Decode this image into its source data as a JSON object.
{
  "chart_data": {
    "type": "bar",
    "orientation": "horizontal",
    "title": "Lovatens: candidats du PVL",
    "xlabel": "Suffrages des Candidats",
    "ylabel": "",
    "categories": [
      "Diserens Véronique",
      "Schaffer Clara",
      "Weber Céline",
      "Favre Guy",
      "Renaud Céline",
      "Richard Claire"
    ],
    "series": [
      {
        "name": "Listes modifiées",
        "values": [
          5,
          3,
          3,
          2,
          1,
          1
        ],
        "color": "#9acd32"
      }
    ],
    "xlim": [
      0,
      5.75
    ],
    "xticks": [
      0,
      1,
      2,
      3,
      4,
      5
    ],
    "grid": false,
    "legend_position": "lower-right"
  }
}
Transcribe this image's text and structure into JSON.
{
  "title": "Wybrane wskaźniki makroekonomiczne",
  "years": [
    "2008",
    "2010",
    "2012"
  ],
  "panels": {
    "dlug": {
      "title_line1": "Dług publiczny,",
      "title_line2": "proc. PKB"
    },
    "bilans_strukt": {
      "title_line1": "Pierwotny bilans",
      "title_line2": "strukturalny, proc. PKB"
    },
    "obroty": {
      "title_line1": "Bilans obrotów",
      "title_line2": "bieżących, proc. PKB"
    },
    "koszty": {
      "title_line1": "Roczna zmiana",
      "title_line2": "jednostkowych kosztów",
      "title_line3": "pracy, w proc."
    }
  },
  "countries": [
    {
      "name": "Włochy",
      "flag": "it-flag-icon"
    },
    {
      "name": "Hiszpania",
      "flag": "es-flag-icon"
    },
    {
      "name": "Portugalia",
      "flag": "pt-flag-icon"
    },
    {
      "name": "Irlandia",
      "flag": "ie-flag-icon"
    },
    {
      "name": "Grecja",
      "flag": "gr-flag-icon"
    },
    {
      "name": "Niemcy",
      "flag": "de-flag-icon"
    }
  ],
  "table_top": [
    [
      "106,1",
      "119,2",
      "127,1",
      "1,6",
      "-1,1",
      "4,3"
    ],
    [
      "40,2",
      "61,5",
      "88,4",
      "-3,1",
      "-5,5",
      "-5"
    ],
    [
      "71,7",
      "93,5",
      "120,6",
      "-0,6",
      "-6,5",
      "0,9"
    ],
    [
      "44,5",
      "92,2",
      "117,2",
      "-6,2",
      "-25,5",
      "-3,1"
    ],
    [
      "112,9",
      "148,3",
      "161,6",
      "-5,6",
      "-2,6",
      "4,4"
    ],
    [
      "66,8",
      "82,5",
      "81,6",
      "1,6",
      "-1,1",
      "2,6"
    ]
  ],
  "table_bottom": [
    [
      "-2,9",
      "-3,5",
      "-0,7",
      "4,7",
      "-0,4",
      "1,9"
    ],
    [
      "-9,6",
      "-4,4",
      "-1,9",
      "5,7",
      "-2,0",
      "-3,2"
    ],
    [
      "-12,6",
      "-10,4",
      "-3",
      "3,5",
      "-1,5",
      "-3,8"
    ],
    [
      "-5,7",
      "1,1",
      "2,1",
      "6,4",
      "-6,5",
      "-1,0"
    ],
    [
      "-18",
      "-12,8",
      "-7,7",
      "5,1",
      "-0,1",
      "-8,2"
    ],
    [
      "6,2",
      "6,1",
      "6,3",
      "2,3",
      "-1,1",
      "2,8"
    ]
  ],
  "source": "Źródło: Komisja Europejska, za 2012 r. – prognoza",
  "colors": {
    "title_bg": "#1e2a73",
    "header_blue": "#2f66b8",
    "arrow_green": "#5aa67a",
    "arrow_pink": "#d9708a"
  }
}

__INSTRUCTION__: Extract all the entries word for word.

__THE OUTPUT__:
Decode this image into its source data as a JSON object.
{
  "chart_data": {
    "type": "bar",
    "orientation": "horizontal",
    "title": "Lovatens: candidats du PVL",
    "xlabel": "Suffrages des Candidats",
    "ylabel": "",
    "categories": [
      "Diserens Véronique",
      "Schaffer Clara",
      "Weber Céline",
      "Favre Guy",
      "Renaud Céline",
      "Richard Claire"
    ],
    "series": [
      {
        "name": "Listes modifiées",
        "values": [
          5,
          3,
          3,
          2,
          1,
          1
        ],
        "color": "#9acd32"
      }
    ],
    "xlim": [
      0,
      5.75
    ],
    "xticks": [
      0,
      1,
      2,
      3,
      4,
      5
    ],
    "grid": false,
    "legend_position": "lower-right"
  }
}
Transcribe this image's text and structure into JSON.
{
  "title": "Wybrane wskaźniki makroekonomiczne",
  "years": [
    "2008",
    "2010",
    "2012"
  ],
  "panels": {
    "dlug": {
      "title_line1": "Dług publiczny,",
      "title_line2": "proc. PKB"
    },
    "bilans_strukt": {
      "title_line1": "Pierwotny bilans",
      "title_line2": "strukturalny, proc. PKB"
    },
    "obroty": {
      "title_line1": "Bilans obrotów",
      "title_line2": "bieżących, proc. PKB"
    },
    "koszty": {
      "title_line1": "Roczna zmiana",
      "title_line2": "jednostkowych kosztów",
      "title_line3": "pracy, w proc."
    }
  },
  "countries": [
    {
      "name": "Włochy",
      "flag": "it-flag-icon"
    },
    {
      "name": "Hiszpania",
      "flag": "es-flag-icon"
    },
    {
      "name": "Portugalia",
      "flag": "pt-flag-icon"
    },
    {
      "name": "Irlandia",
      "flag": "ie-flag-icon"
    },
    {
      "name": "Grecja",
      "flag": "gr-flag-icon"
    },
    {
      "name": "Niemcy",
      "flag": "de-flag-icon"
    }
  ],
  "table_top": [
    [
      "106,1",
      "119,2",
      "127,1",
      "1,6",
      "-1,1",
      "4,3"
    ],
    [
      "40,2",
      "61,5",
      "88,4",
      "-3,1",
      "-5,5",
      "-5"
    ],
    [
      "71,7",
      "93,5",
      "120,6",
      "-0,6",
      "-6,5",
      "0,9"
    ],
    [
      "44,5",
      "92,2",
      "117,2",
      "-6,2",
      "-25,5",
      "-3,1"
    ],
    [
      "112,9",
      "148,3",
      "161,6",
      "-5,6",
      "-2,6",
      "4,4"
    ],
    [
      "66,8",
      "82,5",
      "81,6",
      "1,6",
      "-1,1",
      "2,6"
    ]
  ],
  "table_bottom": [
    [
      "-2,9",
      "-3,5",
      "-0,7",
      "4,7",
      "-0,4",
      "1,9"
    ],
    [
      "-9,6",
      "-4,4",
      "-1,9",
      "5,7",
      "-2,0",
      "-3,2"
    ],
    [
      "-12,6",
      "-10,4",
      "-3",
      "3,5",
      "-1,5",
      "-3,8"
    ],
    [
      "-5,7",
      "1,1",
      "2,1",
      "6,4",
      "-6,5",
      "-1,0"
    ],
    [
      "-18",
      "-12,8",
      "-7,7",
      "5,1",
      "-0,1",
      "-8,2"
    ],
    [
      "6,2",
      "6,1",
      "6,3",
      "2,3",
      "-1,1",
      "2,8"
    ]
  ],
  "source": "Źródło: Komisja Europejska, za 2012 r. – prognoza",
  "colors": {
    "title_bg": "#1e2a73",
    "header_blue": "#2f66b8",
    "arrow_green": "#5aa67a",
    "arrow_pink": "#d9708a"
  }
}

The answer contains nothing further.